▶ Exercise objective: Copy out all the data, word for word.

▶ Data in this exercise:
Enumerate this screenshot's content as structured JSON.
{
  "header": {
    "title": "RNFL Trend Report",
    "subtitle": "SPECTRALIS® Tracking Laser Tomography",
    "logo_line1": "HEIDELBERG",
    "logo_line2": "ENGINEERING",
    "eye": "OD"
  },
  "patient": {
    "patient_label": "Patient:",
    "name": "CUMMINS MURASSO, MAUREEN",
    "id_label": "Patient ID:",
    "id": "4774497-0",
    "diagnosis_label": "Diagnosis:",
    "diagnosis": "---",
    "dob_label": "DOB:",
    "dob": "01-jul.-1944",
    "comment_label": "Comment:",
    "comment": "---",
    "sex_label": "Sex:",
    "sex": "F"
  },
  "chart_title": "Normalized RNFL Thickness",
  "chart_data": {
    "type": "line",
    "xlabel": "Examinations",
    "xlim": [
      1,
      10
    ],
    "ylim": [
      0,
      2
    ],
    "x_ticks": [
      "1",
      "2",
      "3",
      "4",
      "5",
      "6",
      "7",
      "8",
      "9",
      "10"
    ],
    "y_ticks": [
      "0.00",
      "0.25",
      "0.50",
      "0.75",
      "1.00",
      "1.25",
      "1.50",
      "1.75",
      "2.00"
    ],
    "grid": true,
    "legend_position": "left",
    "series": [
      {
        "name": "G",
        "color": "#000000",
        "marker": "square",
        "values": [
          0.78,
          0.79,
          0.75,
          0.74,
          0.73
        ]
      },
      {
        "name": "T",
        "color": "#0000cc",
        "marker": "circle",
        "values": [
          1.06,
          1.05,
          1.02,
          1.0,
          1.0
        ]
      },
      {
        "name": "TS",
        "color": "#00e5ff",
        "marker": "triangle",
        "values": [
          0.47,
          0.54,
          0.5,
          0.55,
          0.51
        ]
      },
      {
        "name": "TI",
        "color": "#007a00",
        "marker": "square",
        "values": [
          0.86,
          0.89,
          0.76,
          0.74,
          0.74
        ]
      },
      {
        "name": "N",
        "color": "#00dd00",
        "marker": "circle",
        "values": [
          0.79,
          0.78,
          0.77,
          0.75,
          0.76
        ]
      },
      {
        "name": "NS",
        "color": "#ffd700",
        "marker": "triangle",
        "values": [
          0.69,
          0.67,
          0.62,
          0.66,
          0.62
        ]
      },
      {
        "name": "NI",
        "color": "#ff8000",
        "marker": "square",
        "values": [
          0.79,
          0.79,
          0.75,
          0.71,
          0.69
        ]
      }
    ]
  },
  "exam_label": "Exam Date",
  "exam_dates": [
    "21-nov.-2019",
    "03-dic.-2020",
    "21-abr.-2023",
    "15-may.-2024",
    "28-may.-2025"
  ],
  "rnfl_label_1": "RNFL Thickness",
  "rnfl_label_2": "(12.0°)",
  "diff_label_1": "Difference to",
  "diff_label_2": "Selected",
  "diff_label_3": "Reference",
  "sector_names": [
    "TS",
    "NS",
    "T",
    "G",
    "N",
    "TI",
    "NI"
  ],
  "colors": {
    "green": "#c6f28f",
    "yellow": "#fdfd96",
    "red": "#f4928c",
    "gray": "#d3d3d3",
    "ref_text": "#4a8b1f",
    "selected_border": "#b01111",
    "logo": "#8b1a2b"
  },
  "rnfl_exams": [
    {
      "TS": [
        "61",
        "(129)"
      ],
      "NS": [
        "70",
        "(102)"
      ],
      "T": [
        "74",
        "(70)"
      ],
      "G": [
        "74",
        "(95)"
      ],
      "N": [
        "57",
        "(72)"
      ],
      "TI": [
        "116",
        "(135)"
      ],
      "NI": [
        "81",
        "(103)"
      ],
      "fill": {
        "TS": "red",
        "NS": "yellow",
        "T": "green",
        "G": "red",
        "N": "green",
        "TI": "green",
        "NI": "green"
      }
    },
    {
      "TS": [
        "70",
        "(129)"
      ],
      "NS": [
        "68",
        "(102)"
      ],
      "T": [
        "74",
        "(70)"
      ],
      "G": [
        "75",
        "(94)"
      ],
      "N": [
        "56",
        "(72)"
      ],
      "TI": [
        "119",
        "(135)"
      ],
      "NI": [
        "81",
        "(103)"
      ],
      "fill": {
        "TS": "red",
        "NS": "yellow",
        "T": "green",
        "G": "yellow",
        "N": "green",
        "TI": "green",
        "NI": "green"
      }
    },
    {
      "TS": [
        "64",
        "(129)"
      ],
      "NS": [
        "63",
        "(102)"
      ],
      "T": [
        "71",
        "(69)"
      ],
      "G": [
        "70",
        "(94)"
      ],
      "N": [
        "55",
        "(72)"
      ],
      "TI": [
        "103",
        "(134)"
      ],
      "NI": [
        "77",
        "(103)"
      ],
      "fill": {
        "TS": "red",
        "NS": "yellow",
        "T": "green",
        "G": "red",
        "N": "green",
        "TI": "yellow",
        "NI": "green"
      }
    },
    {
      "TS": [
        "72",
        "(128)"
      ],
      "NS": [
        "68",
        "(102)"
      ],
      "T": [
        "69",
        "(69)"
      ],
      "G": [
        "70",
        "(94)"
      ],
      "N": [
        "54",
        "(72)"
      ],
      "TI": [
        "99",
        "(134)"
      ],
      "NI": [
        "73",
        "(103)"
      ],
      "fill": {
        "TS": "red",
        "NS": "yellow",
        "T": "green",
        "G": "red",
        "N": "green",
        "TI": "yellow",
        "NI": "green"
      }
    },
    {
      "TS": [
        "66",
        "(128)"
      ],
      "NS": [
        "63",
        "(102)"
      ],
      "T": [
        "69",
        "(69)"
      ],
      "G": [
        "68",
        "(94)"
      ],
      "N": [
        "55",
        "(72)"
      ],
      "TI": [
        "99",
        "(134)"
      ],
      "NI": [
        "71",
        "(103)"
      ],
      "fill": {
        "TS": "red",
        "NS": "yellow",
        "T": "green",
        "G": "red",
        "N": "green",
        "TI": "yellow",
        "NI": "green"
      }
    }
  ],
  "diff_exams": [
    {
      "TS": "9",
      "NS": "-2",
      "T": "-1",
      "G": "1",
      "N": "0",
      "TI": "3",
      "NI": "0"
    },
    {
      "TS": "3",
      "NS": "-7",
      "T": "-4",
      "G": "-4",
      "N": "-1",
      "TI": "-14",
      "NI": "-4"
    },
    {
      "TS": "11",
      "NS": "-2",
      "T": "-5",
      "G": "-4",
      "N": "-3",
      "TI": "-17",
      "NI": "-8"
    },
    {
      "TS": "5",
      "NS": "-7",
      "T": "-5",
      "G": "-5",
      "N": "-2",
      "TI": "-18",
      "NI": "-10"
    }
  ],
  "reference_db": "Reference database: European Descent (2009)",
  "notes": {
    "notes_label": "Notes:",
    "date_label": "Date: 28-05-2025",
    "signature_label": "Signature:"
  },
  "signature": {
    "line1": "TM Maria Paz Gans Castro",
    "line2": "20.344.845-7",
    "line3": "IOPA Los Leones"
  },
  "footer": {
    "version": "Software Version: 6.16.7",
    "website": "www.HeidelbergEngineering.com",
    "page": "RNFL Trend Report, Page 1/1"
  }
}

▶ Result for this task:
Enumerate this screenshot's content as structured JSON.
{
  "header": {
    "title": "RNFL Trend Report",
    "subtitle": "SPECTRALIS® Tracking Laser Tomography",
    "logo_line1": "HEIDELBERG",
    "logo_line2": "ENGINEERING",
    "eye": "OD"
  },
  "patient": {
    "patient_label": "Patient:",
    "name": "CUMMINS MURASSO, MAUREEN",
    "id_label": "Patient ID:",
    "id": "4774497-0",
    "diagnosis_label": "Diagnosis:",
    "diagnosis": "---",
    "dob_label": "DOB:",
    "dob": "01-jul.-1944",
    "comment_label": "Comment:",
    "comment": "---",
    "sex_label": "Sex:",
    "sex": "F"
  },
  "chart_title": "Normalized RNFL Thickness",
  "chart_data": {
    "type": "line",
    "xlabel": "Examinations",
    "xlim": [
      1,
      10
    ],
    "ylim": [
      0,
      2
    ],
    "x_ticks": [
      "1",
      "2",
      "3",
      "4",
      "5",
      "6",
      "7",
      "8",
      "9",
      "10"
    ],
    "y_ticks": [
      "0.00",
      "0.25",
      "0.50",
      "0.75",
      "1.00",
      "1.25",
      "1.50",
      "1.75",
      "2.00"
    ],
    "grid": true,
    "legend_position": "left",
    "series": [
      {
        "name": "G",
        "color": "#000000",
        "marker": "square",
        "values": [
          0.78,
          0.79,
          0.75,
          0.74,
          0.73
        ]
      },
      {
        "name": "T",
        "color": "#0000cc",
        "marker": "circle",
        "values": [
          1.06,
          1.05,
          1.02,
          1.0,
          1.0
        ]
      },
      {
        "name": "TS",
        "color": "#00e5ff",
        "marker": "triangle",
        "values": [
          0.47,
          0.54,
          0.5,
          0.55,
          0.51
        ]
      },
      {
        "name": "TI",
        "color": "#007a00",
        "marker": "square",
        "values": [
          0.86,
          0.89,
          0.76,
          0.74,
          0.74
        ]
      },
      {
        "name": "N",
        "color": "#00dd00",
        "marker": "circle",
        "values": [
          0.79,
          0.78,
          0.77,
          0.75,
          0.76
        ]
      },
      {
        "name": "NS",
        "color": "#ffd700",
        "marker": "triangle",
        "values": [
          0.69,
          0.67,
          0.62,
          0.66,
          0.62
        ]
      },
      {
        "name": "NI",
        "color": "#ff8000",
        "marker": "square",
        "values": [
          0.79,
          0.79,
          0.75,
          0.71,
          0.69
        ]
      }
    ]
  },
  "exam_label": "Exam Date",
  "exam_dates": [
    "21-nov.-2019",
    "03-dic.-2020",
    "21-abr.-2023",
    "15-may.-2024",
    "28-may.-2025"
  ],
  "rnfl_label_1": "RNFL Thickness",
  "rnfl_label_2": "(12.0°)",
  "diff_label_1": "Difference to",
  "diff_label_2": "Selected",
  "diff_label_3": "Reference",
  "sector_names": [
    "TS",
    "NS",
    "T",
    "G",
    "N",
    "TI",
    "NI"
  ],
  "colors": {
    "green": "#c6f28f",
    "yellow": "#fdfd96",
    "red": "#f4928c",
    "gray": "#d3d3d3",
    "ref_text": "#4a8b1f",
    "selected_border": "#b01111",
    "logo": "#8b1a2b"
  },
  "rnfl_exams": [
    {
      "TS": [
        "61",
        "(129)"
      ],
      "NS": [
        "70",
        "(102)"
      ],
      "T": [
        "74",
        "(70)"
      ],
      "G": [
        "74",
        "(95)"
      ],
      "N": [
        "57",
        "(72)"
      ],
      "TI": [
        "116",
        "(135)"
      ],
      "NI": [
        "81",
        "(103)"
      ],
      "fill": {
        "TS": "red",
        "NS": "yellow",
        "T": "green",
        "G": "red",
        "N": "green",
        "TI": "green",
        "NI": "green"
      }
    },
    {
      "TS": [
        "70",
        "(129)"
      ],
      "NS": [
        "68",
        "(102)"
      ],
      "T": [
        "74",
        "(70)"
      ],
      "G": [
        "75",
        "(94)"
      ],
      "N": [
        "56",
        "(72)"
      ],
      "TI": [
        "119",
        "(135)"
      ],
      "NI": [
        "81",
        "(103)"
      ],
      "fill": {
        "TS": "red",
        "NS": "yellow",
        "T": "green",
        "G": "yellow",
        "N": "green",
        "TI": "green",
        "NI": "green"
      }
    },
    {
      "TS": [
        "64",
        "(129)"
      ],
      "NS": [
        "63",
        "(102)"
      ],
      "T": [
        "71",
        "(69)"
      ],
      "G": [
        "70",
        "(94)"
      ],
      "N": [
        "55",
        "(72)"
      ],
      "TI": [
        "103",
        "(134)"
      ],
      "NI": [
        "77",
        "(103)"
      ],
      "fill": {
        "TS": "red",
        "NS": "yellow",
        "T": "green",
        "G": "red",
        "N": "green",
        "TI": "yellow",
        "NI": "green"
      }
    },
    {
      "TS": [
        "72",
        "(128)"
      ],
      "NS": [
        "68",
        "(102)"
      ],
      "T": [
        "69",
        "(69)"
      ],
      "G": [
        "70",
        "(94)"
      ],
      "N": [
        "54",
        "(72)"
      ],
      "TI": [
        "99",
        "(134)"
      ],
      "NI": [
        "73",
        "(103)"
      ],
      "fill": {
        "TS": "red",
        "NS": "yellow",
        "T": "green",
        "G": "red",
        "N": "green",
        "TI": "yellow",
        "NI": "green"
      }
    },
    {
      "TS": [
        "66",
        "(128)"
      ],
      "NS": [
        "63",
        "(102)"
      ],
      "T": [
        "69",
        "(69)"
      ],
      "G": [
        "68",
        "(94)"
      ],
      "N": [
        "55",
        "(72)"
      ],
      "TI": [
        "99",
        "(134)"
      ],
      "NI": [
        "71",
        "(103)"
      ],
      "fill": {
        "TS": "red",
        "NS": "yellow",
        "T": "green",
        "G": "red",
        "N": "green",
        "TI": "yellow",
        "NI": "green"
      }
    }
  ],
  "diff_exams": [
    {
      "TS": "9",
      "NS": "-2",
      "T": "-1",
      "G": "1",
      "N": "0",
      "TI": "3",
      "NI": "0"
    },
    {
      "TS": "3",
      "NS": "-7",
      "T": "-4",
      "G": "-4",
      "N": "-1",
      "TI": "-14",
      "NI": "-4"
    },
    {
      "TS": "11",
      "NS": "-2",
      "T": "-5",
      "G": "-4",
      "N": "-3",
      "TI": "-17",
      "NI": "-8"
    },
    {
      "TS": "5",
      "NS": "-7",
      "T": "-5",
      "G": "-5",
      "N": "-2",
      "TI": "-18",
      "NI": "-10"
    }
  ],
  "reference_db": "Reference database: European Descent (2009)",
  "notes": {
    "notes_label": "Notes:",
    "date_label": "Date: 28-05-2025",
    "signature_label": "Signature:"
  },
  "signature": {
    "line1": "TM Maria Paz Gans Castro",
    "line2": "20.344.845-7",
    "line3": "IOPA Los Leones"
  },
  "footer": {
    "version": "Software Version: 6.16.7",
    "website": "www.HeidelbergEngineering.com",
    "page": "RNFL Trend Report, Page 1/1"
  }
}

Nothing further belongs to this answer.